PROBLEM DETAILS >> Below are the records. List every line holding the word "Bank".

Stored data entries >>
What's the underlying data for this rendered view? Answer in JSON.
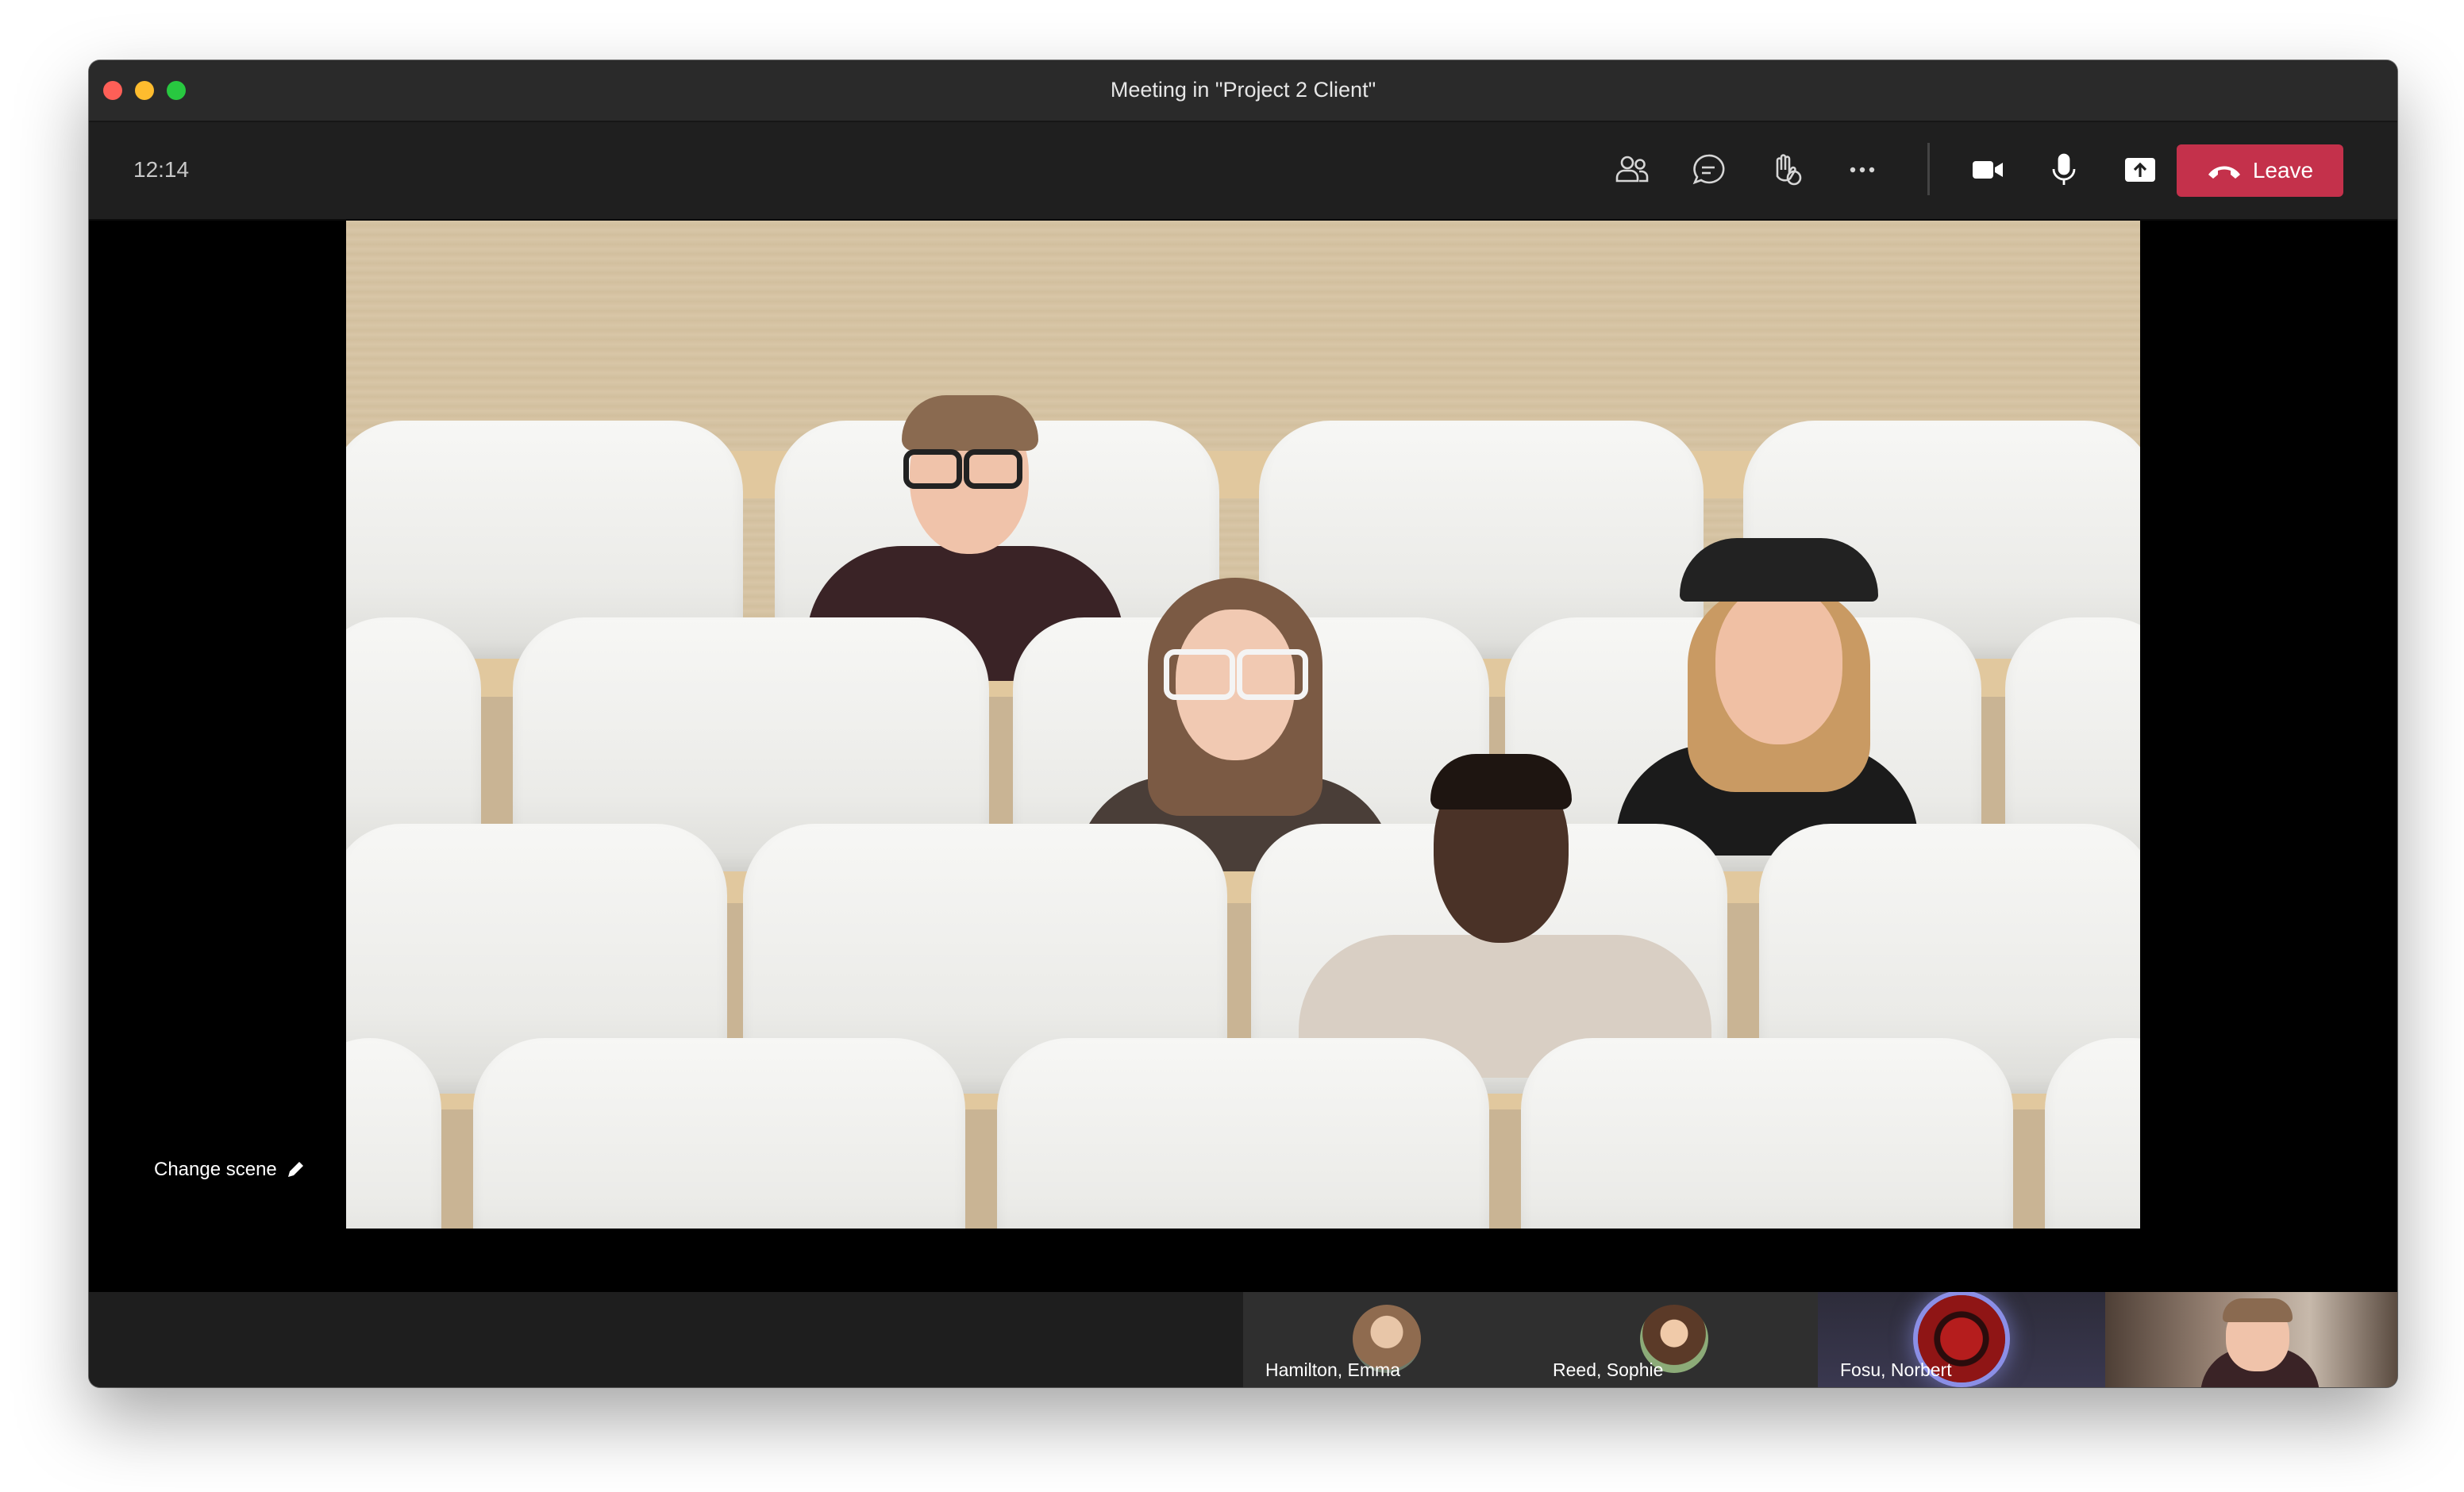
{
  "window": {
    "title": "Meeting in \"Project 2 Client\""
  },
  "toolbar": {
    "time": "12:14",
    "icons": [
      "people-icon",
      "chat-icon",
      "raise-hand-icon",
      "more-icon",
      "camera-icon",
      "microphone-icon",
      "share-screen-icon"
    ],
    "leave_label": "Leave",
    "leave_color": "#c4314b"
  },
  "stage": {
    "scene_name": "Together mode",
    "change_scene_label": "Change scene"
  },
  "participants": [
    {
      "name": "Hamilton, Emma",
      "speaking": false
    },
    {
      "name": "Reed, Sophie",
      "speaking": false
    },
    {
      "name": "Fosu, Norbert",
      "speaking": true
    }
  ],
  "colors": {
    "accent_speaking": "#8b8fe6",
    "leave": "#c4314b"
  }
}
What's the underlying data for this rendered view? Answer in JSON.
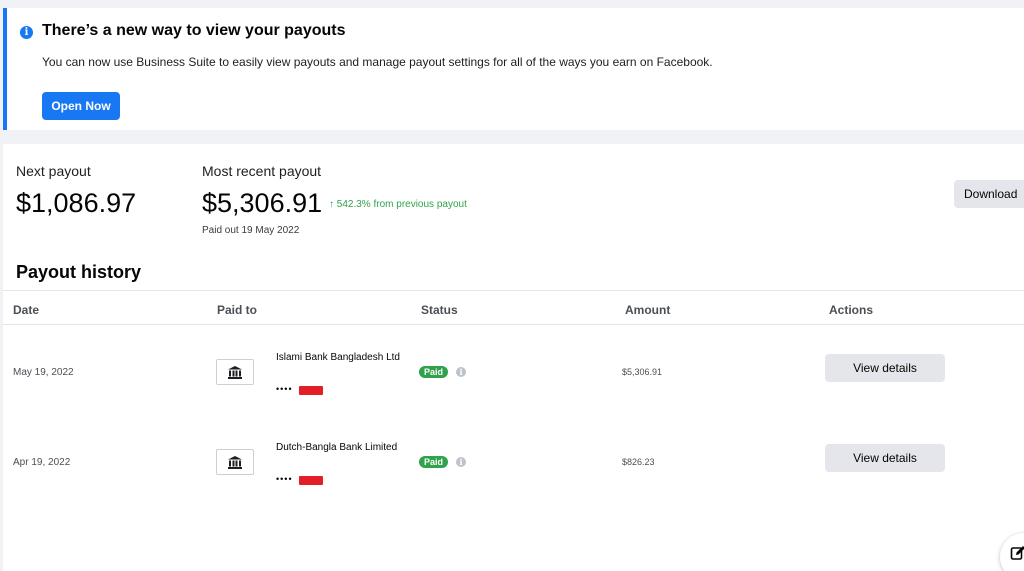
{
  "banner": {
    "title": "There’s a new way to view your payouts",
    "text": "You can now use Business Suite to easily view payouts and manage payout settings for all of the ways you earn on Facebook.",
    "button_label": "Open Now",
    "icon": "info-icon",
    "accent_color": "#1877f2"
  },
  "summary": {
    "next_label": "Next payout",
    "next_amount": "$1,086.97",
    "recent_label": "Most recent payout",
    "recent_amount": "$5,306.91",
    "trend": "↑ 542.3% from previous payout",
    "paid_out": "Paid out 19 May 2022",
    "download_label": "Download",
    "trend_color": "#31a24c"
  },
  "history": {
    "title": "Payout history",
    "columns": [
      "Date",
      "Paid to",
      "Status",
      "Amount",
      "Actions"
    ],
    "rows": [
      {
        "date": "May 19, 2022",
        "bank": "Islami Bank Bangladesh Ltd",
        "account_mask": "••••",
        "status": "Paid",
        "amount": "$5,306.91",
        "action": "View details"
      },
      {
        "date": "Apr 19, 2022",
        "bank": "Dutch-Bangla Bank Limited",
        "account_mask": "••••",
        "status": "Paid",
        "amount": "$826.23",
        "action": "View details"
      }
    ],
    "status_color": "#31a24c"
  },
  "fab": {
    "icon": "compose-icon"
  }
}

RESPONSE TO THIS EXERCISE >>
        "bank": "Islami Bank Bangladesh Ltd",
        "bank": "Dutch-Bangla Bank Limited",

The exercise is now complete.